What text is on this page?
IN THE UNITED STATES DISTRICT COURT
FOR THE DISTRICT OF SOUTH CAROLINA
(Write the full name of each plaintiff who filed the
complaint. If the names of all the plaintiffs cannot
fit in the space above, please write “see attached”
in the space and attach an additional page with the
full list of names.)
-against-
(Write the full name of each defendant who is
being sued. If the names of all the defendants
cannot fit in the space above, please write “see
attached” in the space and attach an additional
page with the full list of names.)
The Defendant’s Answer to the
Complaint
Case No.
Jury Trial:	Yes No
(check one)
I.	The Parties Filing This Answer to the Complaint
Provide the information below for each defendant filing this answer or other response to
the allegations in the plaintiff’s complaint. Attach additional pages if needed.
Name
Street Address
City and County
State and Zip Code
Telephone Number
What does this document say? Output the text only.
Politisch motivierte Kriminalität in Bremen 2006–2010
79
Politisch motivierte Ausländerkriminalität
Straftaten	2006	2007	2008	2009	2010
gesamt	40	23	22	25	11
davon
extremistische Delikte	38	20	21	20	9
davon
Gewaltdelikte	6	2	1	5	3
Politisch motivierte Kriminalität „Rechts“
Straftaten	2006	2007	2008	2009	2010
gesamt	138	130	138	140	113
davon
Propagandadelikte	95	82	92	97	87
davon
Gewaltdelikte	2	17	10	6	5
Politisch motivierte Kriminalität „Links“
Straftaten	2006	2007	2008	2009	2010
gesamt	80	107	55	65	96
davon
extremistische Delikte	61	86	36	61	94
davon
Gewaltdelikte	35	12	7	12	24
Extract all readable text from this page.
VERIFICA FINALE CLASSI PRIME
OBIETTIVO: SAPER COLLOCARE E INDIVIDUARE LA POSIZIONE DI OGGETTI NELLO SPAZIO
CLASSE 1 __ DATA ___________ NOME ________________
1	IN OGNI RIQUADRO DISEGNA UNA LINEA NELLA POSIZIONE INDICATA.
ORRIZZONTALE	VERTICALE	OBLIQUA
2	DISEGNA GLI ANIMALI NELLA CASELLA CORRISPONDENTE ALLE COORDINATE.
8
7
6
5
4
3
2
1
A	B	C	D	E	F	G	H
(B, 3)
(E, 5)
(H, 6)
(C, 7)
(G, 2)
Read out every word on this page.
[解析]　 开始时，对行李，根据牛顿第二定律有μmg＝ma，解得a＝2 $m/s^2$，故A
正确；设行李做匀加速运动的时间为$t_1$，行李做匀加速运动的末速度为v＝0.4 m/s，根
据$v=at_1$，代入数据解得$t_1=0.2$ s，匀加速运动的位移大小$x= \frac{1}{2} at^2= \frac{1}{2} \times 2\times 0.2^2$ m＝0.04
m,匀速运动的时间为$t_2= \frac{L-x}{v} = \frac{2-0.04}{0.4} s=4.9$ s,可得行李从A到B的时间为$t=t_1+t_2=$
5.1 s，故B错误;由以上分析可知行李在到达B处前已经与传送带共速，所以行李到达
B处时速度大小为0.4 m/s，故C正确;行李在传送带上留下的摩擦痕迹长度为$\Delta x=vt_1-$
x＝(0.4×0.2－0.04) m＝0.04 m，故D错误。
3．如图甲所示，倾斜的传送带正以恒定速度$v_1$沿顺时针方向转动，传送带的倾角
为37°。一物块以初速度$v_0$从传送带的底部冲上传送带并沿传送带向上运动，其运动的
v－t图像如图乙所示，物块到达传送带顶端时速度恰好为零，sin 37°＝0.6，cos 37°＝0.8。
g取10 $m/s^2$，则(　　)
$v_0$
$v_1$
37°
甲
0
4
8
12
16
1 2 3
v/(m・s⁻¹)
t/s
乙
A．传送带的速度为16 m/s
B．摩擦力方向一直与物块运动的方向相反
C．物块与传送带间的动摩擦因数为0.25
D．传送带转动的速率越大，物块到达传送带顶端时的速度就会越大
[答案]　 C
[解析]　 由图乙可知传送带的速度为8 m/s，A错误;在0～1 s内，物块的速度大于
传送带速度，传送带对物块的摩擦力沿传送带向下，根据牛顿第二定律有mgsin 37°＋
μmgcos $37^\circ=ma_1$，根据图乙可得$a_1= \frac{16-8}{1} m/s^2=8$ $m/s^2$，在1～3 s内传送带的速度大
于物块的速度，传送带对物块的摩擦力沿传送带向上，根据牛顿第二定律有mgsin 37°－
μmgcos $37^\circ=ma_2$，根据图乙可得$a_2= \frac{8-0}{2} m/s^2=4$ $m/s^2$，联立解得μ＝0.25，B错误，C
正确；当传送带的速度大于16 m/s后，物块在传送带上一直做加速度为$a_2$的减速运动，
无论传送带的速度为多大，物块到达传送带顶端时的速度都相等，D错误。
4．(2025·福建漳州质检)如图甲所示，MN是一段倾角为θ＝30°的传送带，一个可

■ ■ ■ ■

PROMPT -
Please quote the records above exactly, without skipping a line.

SOLUTION FOR THIS PROBLEM -
What text is on this page?
IN THE UNITED STATES DISTRICT COURT
FOR THE DISTRICT OF SOUTH CAROLINA
(Write the full name of each plaintiff who filed the
complaint. If the names of all the plaintiffs cannot
fit in the space above, please write “see attached”
in the space and attach an additional page with the
full list of names.)
-against-
(Write the full name of each defendant who is
being sued. If the names of all the defendants
cannot fit in the space above, please write “see
attached” in the space and attach an additional
page with the full list of names.)
The Defendant’s Answer to the
Complaint
Case No.
Jury Trial:	Yes No
(check one)
I.	The Parties Filing This Answer to the Complaint
Provide the information below for each defendant filing this answer or other response to
the allegations in the plaintiff’s complaint. Attach additional pages if needed.
Name
Street Address
City and County
State and Zip Code
Telephone Number
What does this document say? Output the text only.
Politisch motivierte Kriminalität in Bremen 2006–2010
79
Politisch motivierte Ausländerkriminalität
Straftaten	2006	2007	2008	2009	2010
gesamt	40	23	22	25	11
davon
extremistische Delikte	38	20	21	20	9
davon
Gewaltdelikte	6	2	1	5	3
Politisch motivierte Kriminalität „Rechts“
Straftaten	2006	2007	2008	2009	2010
gesamt	138	130	138	140	113
davon
Propagandadelikte	95	82	92	97	87
davon
Gewaltdelikte	2	17	10	6	5
Politisch motivierte Kriminalität „Links“
Straftaten	2006	2007	2008	2009	2010
gesamt	80	107	55	65	96
davon
extremistische Delikte	61	86	36	61	94
davon
Gewaltdelikte	35	12	7	12	24
Extract all readable text from this page.
VERIFICA FINALE CLASSI PRIME
OBIETTIVO: SAPER COLLOCARE E INDIVIDUARE LA POSIZIONE DI OGGETTI NELLO SPAZIO
CLASSE 1 __ DATA ___________ NOME ________________
1	IN OGNI RIQUADRO DISEGNA UNA LINEA NELLA POSIZIONE INDICATA.
ORRIZZONTALE	VERTICALE	OBLIQUA
2	DISEGNA GLI ANIMALI NELLA CASELLA CORRISPONDENTE ALLE COORDINATE.
8
7
6
5
4
3
2
1
A	B	C	D	E	F	G	H
(B, 3)
(E, 5)
(H, 6)
(C, 7)
(G, 2)
Read out every word on this page.
[解析]　 开始时，对行李，根据牛顿第二定律有μmg＝ma，解得a＝2 $m/s^2$，故A
正确；设行李做匀加速运动的时间为$t_1$，行李做匀加速运动的末速度为v＝0.4 m/s，根
据$v=at_1$，代入数据解得$t_1=0.2$ s，匀加速运动的位移大小$x= \frac{1}{2} at^2= \frac{1}{2} \times 2\times 0.2^2$ m＝0.04
m,匀速运动的时间为$t_2= \frac{L-x}{v} = \frac{2-0.04}{0.4} s=4.9$ s,可得行李从A到B的时间为$t=t_1+t_2=$
5.1 s，故B错误;由以上分析可知行李在到达B处前已经与传送带共速，所以行李到达
B处时速度大小为0.4 m/s，故C正确;行李在传送带上留下的摩擦痕迹长度为$\Delta x=vt_1-$
x＝(0.4×0.2－0.04) m＝0.04 m，故D错误。
3．如图甲所示，倾斜的传送带正以恒定速度$v_1$沿顺时针方向转动，传送带的倾角
为37°。一物块以初速度$v_0$从传送带的底部冲上传送带并沿传送带向上运动，其运动的
v－t图像如图乙所示，物块到达传送带顶端时速度恰好为零，sin 37°＝0.6，cos 37°＝0.8。
g取10 $m/s^2$，则(　　)
$v_0$
$v_1$
37°
甲
0
4
8
12
16
1 2 3
v/(m・s⁻¹)
t/s
乙
A．传送带的速度为16 m/s
B．摩擦力方向一直与物块运动的方向相反
C．物块与传送带间的动摩擦因数为0.25
D．传送带转动的速率越大，物块到达传送带顶端时的速度就会越大
[答案]　 C
[解析]　 由图乙可知传送带的速度为8 m/s，A错误;在0～1 s内，物块的速度大于
传送带速度，传送带对物块的摩擦力沿传送带向下，根据牛顿第二定律有mgsin 37°＋
μmgcos $37^\circ=ma_1$，根据图乙可得$a_1= \frac{16-8}{1} m/s^2=8$ $m/s^2$，在1～3 s内传送带的速度大
于物块的速度，传送带对物块的摩擦力沿传送带向上，根据牛顿第二定律有mgsin 37°－
μmgcos $37^\circ=ma_2$，根据图乙可得$a_2= \frac{8-0}{2} m/s^2=4$ $m/s^2$，联立解得μ＝0.25，B错误，C
正确；当传送带的速度大于16 m/s后，物块在传送带上一直做加速度为$a_2$的减速运动，
无论传送带的速度为多大，物块到达传送带顶端时的速度都相等，D错误。
4．(2025·福建漳州质检)如图甲所示，MN是一段倾角为θ＝30°的传送带，一个可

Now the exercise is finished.